[STATED TASK] Pick out the lines below with "Impedance" and list them.

[Figure record listings]
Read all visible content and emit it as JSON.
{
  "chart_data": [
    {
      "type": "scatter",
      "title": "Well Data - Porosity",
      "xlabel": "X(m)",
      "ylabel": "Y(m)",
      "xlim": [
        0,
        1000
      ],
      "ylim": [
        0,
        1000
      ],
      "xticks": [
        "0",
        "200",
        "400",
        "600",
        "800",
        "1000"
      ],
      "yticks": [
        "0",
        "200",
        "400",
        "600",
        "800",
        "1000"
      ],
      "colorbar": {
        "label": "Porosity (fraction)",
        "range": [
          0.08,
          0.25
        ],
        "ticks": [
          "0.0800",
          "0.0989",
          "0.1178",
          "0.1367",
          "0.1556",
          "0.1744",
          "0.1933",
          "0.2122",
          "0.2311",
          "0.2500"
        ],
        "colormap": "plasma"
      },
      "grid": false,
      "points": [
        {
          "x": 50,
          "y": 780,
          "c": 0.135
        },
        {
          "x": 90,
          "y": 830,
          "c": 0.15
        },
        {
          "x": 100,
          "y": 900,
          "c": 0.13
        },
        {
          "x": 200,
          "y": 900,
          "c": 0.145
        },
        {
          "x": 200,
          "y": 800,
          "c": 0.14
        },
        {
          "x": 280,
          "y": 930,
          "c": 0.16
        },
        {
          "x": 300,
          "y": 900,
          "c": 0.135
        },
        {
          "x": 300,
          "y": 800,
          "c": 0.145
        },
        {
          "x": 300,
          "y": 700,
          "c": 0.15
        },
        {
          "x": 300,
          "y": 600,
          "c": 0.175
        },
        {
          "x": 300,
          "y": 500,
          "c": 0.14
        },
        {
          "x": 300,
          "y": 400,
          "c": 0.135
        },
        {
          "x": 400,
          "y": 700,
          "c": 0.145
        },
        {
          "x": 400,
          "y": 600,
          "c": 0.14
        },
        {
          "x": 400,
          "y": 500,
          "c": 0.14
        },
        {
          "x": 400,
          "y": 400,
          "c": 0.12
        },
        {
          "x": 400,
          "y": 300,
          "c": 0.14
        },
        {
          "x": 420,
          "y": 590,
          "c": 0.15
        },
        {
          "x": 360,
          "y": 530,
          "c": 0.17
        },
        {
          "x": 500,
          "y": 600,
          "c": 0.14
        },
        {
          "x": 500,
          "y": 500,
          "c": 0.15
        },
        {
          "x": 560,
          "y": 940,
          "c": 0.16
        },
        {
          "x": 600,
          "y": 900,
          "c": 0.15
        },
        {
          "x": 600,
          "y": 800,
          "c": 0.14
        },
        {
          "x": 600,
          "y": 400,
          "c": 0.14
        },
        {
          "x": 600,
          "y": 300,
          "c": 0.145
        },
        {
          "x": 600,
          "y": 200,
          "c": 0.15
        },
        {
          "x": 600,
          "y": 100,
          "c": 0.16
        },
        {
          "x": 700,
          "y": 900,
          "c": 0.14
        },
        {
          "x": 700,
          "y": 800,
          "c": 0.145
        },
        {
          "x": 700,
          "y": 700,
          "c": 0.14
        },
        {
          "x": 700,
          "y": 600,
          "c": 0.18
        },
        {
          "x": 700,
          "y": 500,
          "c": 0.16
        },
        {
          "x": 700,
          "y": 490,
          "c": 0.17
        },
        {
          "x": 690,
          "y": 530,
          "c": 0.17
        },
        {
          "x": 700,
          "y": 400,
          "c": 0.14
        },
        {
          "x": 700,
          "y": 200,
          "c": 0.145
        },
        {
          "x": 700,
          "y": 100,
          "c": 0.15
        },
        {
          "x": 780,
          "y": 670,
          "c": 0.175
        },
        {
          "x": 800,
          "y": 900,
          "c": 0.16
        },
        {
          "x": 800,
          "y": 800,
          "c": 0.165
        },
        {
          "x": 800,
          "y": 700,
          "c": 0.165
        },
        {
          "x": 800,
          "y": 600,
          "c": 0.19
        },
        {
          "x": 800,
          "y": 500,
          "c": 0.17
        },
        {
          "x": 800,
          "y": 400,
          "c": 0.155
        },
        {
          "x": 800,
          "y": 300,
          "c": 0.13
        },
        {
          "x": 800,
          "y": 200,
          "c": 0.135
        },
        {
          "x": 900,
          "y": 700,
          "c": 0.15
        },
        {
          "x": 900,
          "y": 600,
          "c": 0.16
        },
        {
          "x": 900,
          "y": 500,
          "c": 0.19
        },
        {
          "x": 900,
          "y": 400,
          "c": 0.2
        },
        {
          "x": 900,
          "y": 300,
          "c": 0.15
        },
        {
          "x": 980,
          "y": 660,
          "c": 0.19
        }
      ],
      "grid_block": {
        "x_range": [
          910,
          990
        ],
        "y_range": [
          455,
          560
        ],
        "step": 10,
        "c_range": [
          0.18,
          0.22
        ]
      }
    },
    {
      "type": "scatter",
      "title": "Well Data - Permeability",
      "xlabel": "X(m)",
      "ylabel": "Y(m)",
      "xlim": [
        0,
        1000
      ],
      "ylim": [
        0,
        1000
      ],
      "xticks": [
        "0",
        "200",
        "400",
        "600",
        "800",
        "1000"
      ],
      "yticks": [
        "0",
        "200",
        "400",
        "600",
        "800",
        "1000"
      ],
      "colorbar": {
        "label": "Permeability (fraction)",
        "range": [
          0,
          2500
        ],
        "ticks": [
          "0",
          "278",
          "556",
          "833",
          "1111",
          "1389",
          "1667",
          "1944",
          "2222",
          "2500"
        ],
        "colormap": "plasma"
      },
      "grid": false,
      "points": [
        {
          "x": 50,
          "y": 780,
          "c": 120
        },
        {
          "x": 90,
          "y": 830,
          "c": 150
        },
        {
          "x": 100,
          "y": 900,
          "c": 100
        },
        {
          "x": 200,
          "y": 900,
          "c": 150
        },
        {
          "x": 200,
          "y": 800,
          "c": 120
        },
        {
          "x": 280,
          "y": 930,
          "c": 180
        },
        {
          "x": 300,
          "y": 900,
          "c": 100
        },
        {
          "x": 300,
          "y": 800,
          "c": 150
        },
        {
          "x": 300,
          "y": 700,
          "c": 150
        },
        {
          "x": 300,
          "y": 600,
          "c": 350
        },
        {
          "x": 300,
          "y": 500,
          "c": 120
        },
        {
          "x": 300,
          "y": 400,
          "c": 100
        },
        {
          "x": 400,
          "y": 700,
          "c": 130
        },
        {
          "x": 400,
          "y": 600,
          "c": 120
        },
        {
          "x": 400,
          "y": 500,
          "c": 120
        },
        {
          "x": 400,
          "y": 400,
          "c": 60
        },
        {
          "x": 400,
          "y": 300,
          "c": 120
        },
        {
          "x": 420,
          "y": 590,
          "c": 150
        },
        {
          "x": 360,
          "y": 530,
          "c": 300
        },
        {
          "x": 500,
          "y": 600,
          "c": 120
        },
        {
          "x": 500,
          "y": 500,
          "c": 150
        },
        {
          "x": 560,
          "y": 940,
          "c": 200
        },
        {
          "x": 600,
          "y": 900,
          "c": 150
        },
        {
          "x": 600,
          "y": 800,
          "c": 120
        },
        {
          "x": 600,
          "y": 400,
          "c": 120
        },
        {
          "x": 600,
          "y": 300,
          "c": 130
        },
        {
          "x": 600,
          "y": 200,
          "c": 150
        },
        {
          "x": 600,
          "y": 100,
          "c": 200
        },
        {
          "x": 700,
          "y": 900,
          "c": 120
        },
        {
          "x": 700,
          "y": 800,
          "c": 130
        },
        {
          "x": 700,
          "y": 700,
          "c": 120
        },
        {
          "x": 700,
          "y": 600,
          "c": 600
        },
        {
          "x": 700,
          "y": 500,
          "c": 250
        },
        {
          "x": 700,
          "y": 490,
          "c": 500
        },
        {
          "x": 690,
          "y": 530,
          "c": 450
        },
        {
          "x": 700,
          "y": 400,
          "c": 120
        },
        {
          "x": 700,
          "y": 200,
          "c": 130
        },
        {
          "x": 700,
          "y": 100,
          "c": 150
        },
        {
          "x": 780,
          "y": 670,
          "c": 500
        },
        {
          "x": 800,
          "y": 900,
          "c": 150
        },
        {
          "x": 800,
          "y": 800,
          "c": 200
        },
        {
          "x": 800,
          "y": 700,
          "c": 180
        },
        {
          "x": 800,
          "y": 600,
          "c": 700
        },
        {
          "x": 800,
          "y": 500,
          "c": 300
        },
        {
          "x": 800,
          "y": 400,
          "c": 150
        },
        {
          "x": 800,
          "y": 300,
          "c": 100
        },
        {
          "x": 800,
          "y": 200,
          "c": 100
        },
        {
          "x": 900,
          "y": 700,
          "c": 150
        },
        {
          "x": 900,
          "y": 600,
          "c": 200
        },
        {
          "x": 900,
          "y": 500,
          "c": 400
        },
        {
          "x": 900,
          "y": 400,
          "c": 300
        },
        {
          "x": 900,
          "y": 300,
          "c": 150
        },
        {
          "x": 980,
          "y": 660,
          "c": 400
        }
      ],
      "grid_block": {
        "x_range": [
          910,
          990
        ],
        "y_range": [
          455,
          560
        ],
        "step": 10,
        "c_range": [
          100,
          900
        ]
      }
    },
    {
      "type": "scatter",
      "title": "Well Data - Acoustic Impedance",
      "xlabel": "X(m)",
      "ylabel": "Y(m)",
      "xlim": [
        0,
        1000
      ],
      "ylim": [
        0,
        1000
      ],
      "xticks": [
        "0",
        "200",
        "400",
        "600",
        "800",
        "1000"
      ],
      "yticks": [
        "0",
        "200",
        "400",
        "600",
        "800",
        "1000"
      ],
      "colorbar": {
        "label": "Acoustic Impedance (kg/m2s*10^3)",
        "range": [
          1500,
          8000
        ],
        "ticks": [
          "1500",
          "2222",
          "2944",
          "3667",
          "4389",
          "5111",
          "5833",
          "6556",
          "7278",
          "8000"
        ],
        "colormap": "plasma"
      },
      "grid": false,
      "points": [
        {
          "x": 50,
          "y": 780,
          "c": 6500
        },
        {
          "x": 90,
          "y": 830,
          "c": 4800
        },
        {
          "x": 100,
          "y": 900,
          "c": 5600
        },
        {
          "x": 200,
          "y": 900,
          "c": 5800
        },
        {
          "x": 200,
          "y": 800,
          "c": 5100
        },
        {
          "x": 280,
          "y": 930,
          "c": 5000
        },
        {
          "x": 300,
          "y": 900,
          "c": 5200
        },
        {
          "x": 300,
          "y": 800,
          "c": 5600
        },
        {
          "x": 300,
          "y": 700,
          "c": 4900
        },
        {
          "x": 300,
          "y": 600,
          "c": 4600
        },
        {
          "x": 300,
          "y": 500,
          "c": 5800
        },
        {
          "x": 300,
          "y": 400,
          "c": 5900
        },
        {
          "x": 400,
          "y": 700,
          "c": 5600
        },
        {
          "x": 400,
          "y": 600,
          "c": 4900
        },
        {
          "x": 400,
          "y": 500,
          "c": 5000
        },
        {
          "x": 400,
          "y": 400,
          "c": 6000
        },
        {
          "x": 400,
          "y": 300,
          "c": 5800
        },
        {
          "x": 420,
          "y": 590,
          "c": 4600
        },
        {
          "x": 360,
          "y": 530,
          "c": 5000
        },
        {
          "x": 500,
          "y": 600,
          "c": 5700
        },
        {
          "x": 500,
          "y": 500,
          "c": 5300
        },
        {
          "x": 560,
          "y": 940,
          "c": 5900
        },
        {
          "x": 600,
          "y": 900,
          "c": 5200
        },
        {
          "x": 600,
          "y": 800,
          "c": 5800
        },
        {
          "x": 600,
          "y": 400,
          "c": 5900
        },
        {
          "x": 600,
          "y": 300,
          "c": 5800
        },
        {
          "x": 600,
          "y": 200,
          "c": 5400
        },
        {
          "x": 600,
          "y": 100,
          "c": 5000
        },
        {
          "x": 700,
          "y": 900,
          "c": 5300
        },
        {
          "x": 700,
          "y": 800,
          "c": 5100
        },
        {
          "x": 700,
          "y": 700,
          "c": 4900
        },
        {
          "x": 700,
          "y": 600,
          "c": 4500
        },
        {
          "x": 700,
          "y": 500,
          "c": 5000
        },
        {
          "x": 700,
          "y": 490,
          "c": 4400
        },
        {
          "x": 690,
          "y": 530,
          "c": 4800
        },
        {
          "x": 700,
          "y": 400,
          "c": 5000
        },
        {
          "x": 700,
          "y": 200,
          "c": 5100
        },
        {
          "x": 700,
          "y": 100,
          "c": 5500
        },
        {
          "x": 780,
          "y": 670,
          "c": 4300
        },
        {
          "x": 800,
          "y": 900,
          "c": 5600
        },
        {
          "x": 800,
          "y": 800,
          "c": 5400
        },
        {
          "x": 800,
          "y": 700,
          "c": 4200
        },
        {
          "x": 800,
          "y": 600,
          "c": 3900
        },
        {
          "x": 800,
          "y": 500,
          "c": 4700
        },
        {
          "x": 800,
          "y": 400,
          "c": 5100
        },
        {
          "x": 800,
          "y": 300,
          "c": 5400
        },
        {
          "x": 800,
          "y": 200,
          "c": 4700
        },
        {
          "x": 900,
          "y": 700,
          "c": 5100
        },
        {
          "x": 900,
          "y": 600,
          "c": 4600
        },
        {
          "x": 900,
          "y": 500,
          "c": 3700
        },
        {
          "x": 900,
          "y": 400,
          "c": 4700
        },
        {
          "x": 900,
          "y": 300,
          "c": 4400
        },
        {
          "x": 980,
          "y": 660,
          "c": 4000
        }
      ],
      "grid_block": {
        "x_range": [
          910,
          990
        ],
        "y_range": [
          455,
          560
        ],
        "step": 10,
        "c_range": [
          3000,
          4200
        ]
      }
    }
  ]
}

[ANSWER IN FULL]
      "title": "Well Data - Acoustic Impedance",
        "label": "Acoustic Impedance (kg/m2s*10^3)",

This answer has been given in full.